▸ Task to complete
In the entries below, count the lines holding "freezing". Reply with the number only.
=======
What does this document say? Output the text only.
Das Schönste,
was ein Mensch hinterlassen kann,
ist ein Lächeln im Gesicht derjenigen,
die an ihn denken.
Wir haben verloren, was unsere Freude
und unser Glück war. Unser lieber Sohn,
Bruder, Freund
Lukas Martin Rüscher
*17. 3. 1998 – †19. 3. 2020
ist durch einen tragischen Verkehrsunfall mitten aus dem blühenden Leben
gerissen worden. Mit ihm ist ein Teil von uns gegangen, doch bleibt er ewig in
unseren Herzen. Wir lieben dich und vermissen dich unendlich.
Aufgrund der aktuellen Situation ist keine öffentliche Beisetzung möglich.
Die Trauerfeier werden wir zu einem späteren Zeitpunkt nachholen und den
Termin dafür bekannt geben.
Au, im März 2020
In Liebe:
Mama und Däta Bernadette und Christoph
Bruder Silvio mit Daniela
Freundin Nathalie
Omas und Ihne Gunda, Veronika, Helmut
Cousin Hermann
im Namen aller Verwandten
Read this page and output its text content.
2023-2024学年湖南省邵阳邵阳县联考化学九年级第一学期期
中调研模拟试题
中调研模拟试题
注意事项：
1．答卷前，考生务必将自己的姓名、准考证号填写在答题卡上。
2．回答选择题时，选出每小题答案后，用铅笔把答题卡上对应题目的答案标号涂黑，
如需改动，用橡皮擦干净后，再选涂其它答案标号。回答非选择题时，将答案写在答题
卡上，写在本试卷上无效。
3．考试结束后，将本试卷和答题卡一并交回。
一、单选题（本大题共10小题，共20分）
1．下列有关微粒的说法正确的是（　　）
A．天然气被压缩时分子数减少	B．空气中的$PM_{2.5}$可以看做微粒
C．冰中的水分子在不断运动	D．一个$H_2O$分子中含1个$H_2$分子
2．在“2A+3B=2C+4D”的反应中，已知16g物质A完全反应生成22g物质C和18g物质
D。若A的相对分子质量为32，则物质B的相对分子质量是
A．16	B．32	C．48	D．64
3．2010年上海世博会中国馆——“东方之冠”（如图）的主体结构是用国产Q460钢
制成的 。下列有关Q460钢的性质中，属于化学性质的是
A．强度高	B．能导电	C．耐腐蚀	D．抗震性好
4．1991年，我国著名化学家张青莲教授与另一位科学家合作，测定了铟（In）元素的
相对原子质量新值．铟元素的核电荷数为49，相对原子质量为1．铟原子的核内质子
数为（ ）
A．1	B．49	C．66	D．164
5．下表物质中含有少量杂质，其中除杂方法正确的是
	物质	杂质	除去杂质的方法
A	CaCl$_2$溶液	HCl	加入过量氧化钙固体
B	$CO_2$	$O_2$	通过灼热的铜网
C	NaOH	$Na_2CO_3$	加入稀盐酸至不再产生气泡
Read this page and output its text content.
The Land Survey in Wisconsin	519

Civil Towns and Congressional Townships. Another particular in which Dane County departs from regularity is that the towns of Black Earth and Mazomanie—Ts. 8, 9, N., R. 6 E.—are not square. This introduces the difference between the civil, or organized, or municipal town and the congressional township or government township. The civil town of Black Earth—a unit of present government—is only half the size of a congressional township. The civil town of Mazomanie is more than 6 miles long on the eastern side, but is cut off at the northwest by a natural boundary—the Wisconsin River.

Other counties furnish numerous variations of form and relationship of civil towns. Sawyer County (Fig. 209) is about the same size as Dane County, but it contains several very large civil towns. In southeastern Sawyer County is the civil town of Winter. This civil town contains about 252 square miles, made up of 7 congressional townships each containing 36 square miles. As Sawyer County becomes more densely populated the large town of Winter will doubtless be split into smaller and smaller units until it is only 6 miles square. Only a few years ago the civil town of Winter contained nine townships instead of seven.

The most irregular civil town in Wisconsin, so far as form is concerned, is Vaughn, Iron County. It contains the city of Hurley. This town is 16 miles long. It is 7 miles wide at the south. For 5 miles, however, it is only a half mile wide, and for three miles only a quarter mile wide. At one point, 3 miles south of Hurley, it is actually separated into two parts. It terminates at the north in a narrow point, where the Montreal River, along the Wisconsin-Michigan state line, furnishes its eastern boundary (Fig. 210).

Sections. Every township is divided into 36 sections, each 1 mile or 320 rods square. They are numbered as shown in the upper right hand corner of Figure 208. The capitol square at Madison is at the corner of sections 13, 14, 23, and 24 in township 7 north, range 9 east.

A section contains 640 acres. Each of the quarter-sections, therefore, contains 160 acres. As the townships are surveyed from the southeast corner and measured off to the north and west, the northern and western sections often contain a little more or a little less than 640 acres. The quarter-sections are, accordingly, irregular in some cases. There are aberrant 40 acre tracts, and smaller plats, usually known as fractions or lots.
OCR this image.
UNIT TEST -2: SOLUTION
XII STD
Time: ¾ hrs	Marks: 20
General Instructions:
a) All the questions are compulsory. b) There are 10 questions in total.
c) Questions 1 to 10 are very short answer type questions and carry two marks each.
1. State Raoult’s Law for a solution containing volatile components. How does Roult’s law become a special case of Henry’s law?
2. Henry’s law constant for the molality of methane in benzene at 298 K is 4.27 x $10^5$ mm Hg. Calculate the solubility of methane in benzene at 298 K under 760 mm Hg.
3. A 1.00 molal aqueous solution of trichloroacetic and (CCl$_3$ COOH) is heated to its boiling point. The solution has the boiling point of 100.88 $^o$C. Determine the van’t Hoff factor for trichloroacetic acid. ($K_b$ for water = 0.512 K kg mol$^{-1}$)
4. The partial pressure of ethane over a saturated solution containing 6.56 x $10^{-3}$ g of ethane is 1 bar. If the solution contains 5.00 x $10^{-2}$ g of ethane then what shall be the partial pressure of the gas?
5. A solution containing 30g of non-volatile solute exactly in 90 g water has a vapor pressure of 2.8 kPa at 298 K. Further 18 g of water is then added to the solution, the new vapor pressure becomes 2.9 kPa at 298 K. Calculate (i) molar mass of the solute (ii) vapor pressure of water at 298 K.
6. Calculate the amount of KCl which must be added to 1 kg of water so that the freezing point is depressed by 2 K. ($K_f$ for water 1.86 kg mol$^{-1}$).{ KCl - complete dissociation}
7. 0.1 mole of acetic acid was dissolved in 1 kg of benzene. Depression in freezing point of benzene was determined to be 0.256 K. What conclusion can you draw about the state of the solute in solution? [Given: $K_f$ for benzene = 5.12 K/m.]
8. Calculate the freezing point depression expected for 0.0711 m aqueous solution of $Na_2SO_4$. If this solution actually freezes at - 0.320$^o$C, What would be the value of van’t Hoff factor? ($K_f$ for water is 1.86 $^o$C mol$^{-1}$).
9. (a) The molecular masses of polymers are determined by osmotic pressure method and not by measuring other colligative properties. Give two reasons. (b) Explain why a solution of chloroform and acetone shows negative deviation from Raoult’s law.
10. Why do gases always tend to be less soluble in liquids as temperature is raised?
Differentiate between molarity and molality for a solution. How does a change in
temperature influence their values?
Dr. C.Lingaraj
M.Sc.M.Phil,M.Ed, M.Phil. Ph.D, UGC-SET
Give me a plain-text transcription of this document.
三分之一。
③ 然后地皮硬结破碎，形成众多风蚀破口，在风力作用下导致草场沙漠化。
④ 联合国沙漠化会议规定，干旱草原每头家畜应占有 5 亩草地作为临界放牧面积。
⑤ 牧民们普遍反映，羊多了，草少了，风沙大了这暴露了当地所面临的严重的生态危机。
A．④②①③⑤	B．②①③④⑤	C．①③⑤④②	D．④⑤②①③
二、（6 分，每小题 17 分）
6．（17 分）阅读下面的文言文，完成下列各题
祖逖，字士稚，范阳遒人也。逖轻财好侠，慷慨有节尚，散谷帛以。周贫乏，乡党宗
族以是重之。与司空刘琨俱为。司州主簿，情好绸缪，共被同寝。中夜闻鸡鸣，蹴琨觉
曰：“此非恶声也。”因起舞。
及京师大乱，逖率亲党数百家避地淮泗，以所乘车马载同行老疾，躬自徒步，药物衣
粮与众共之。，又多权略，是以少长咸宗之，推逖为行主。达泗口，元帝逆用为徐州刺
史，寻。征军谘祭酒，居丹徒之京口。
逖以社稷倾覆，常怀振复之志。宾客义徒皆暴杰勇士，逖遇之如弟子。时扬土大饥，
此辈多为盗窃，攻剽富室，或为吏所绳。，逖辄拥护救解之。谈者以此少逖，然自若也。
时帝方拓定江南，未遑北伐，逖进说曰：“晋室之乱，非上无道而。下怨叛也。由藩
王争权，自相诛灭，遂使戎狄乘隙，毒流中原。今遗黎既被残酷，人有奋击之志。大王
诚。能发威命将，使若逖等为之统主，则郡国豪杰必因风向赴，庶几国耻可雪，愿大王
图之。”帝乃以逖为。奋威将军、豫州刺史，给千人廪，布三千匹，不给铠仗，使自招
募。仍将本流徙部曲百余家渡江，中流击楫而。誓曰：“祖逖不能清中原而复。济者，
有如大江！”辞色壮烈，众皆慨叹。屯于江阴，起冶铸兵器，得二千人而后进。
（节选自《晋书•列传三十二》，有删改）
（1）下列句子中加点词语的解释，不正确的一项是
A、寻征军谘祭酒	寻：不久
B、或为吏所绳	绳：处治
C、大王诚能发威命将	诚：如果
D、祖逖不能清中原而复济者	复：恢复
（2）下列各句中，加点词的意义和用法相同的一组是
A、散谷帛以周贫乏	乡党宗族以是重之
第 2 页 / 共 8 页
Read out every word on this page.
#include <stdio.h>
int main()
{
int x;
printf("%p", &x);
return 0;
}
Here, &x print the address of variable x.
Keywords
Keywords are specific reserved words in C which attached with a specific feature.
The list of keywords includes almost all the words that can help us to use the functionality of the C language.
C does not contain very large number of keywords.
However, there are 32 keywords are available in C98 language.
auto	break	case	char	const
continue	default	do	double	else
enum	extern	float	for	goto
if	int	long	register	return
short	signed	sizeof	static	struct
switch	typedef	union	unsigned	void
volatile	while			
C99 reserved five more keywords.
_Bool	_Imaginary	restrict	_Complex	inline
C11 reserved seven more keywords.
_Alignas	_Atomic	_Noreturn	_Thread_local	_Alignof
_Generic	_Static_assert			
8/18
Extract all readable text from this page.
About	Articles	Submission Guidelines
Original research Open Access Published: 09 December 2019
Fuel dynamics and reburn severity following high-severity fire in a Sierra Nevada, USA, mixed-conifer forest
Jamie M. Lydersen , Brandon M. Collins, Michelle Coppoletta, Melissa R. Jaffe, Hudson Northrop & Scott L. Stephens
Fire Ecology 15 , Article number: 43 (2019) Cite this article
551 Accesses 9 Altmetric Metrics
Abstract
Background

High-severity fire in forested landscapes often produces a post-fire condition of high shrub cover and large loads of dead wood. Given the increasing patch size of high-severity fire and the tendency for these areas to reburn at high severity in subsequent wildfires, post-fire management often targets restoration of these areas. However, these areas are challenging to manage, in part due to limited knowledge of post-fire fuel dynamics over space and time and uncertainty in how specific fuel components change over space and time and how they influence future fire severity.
=======
▸ Task output
3